__THE REQUEST__
Where a line of the material contains the string "this", copy that line.

──────── AVAILABLE DATA ────────

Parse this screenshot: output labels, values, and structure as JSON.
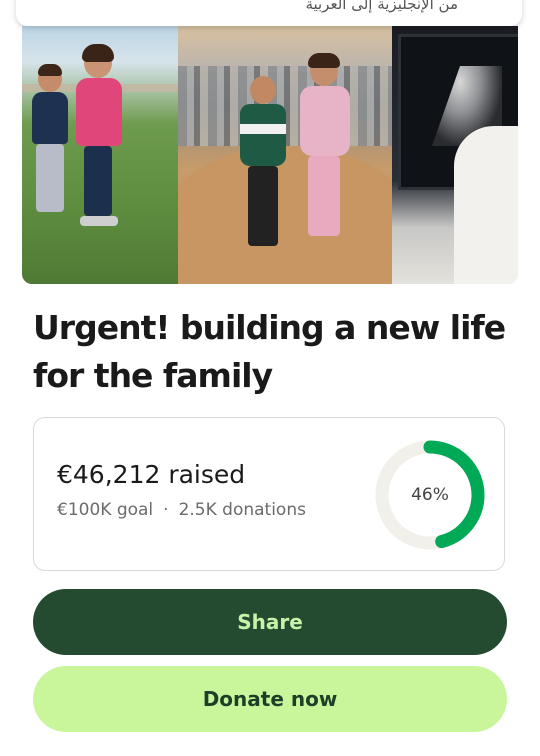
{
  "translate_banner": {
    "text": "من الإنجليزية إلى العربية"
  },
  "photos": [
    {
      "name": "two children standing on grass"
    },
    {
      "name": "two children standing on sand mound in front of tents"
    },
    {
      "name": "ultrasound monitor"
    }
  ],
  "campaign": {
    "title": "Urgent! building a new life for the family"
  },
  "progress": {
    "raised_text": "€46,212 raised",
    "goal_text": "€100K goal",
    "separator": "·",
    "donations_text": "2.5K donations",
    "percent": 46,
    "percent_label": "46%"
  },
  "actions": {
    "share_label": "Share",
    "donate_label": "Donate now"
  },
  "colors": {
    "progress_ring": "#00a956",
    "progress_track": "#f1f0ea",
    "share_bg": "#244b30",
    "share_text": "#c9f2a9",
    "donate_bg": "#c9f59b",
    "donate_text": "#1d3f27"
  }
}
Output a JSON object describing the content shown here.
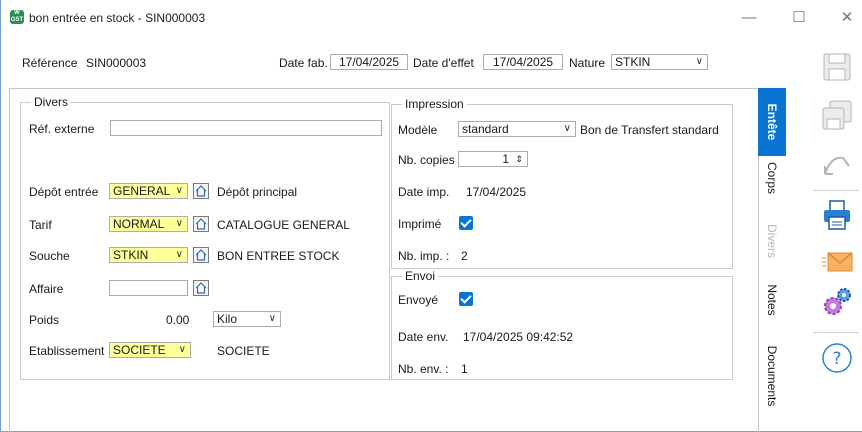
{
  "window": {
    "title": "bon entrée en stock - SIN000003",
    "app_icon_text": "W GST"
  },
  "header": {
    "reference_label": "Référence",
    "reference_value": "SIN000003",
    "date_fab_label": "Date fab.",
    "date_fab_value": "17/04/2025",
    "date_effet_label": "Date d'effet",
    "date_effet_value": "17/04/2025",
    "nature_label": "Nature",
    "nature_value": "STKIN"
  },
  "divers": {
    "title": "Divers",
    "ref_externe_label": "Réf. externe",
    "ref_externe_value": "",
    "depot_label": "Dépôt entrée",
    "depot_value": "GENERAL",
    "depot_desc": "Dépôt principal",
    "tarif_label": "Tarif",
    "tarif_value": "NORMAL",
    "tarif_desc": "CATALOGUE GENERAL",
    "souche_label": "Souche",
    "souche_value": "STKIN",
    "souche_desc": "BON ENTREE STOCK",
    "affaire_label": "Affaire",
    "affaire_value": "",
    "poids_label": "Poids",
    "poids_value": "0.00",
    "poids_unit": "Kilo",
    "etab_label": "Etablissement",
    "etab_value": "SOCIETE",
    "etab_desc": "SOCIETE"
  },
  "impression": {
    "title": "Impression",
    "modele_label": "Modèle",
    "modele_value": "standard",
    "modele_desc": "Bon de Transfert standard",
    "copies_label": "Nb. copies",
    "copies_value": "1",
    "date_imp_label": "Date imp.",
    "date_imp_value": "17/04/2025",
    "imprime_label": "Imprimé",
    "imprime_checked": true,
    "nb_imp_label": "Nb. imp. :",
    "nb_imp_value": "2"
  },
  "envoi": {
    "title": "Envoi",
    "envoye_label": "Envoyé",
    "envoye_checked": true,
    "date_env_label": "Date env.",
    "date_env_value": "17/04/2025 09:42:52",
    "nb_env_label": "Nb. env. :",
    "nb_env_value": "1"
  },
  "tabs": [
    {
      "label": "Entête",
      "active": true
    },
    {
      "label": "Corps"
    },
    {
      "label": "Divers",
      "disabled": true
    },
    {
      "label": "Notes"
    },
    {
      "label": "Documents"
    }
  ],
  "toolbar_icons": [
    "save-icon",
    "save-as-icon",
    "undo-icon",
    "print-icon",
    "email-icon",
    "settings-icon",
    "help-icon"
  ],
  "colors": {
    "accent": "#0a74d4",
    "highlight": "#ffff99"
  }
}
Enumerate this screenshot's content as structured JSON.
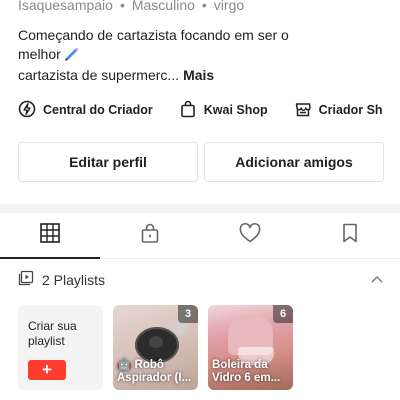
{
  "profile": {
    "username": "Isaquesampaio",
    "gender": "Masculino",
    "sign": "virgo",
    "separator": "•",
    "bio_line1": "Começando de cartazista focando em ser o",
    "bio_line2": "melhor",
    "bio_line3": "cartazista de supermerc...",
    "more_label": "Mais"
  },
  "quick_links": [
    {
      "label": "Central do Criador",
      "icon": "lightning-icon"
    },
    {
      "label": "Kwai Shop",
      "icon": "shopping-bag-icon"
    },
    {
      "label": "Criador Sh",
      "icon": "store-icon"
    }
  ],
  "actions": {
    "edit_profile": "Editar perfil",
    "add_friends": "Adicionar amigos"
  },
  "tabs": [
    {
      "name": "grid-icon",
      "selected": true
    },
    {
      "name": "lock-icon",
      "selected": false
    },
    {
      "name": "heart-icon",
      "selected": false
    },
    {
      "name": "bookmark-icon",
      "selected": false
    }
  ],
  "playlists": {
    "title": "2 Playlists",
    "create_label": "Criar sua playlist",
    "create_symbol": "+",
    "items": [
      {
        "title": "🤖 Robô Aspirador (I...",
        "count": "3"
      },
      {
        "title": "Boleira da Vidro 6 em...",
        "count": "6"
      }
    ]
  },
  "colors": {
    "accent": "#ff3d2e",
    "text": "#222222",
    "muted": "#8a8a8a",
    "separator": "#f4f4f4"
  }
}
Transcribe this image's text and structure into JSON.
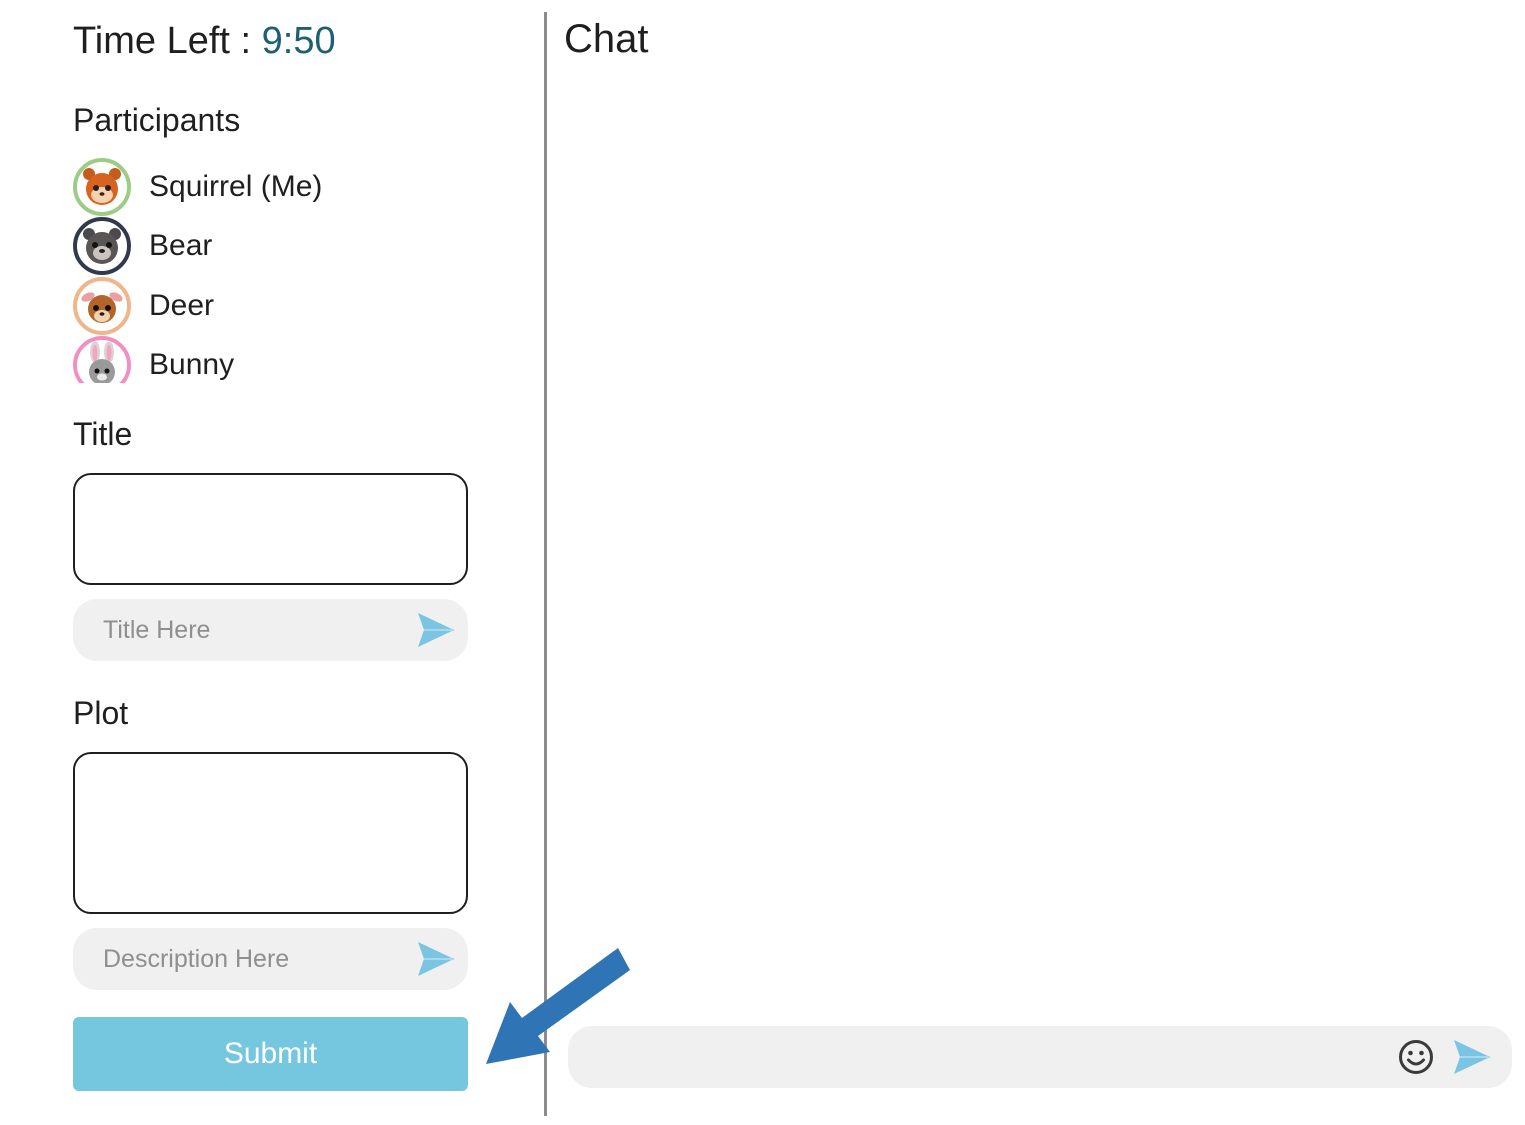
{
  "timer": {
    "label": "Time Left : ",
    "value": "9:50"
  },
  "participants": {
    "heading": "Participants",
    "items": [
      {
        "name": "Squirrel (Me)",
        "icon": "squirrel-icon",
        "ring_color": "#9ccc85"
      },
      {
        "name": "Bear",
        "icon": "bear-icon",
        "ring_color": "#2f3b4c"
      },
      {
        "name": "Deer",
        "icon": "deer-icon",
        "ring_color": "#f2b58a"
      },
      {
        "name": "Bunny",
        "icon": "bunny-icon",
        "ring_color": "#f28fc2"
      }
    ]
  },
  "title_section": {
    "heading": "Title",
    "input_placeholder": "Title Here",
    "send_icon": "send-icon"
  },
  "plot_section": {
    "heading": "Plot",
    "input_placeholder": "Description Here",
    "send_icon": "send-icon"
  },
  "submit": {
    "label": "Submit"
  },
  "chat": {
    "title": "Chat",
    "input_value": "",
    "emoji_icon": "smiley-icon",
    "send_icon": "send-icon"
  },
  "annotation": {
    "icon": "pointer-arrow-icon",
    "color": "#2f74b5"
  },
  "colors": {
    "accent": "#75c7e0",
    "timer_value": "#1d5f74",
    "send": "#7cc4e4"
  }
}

────────

__SOLUTION BELOW__
Parse this screenshot: output labels, values, and structure as JSON.
Enumerate this screenshot's content as structured JSON.
Transcribe this image's text and structure into JSON.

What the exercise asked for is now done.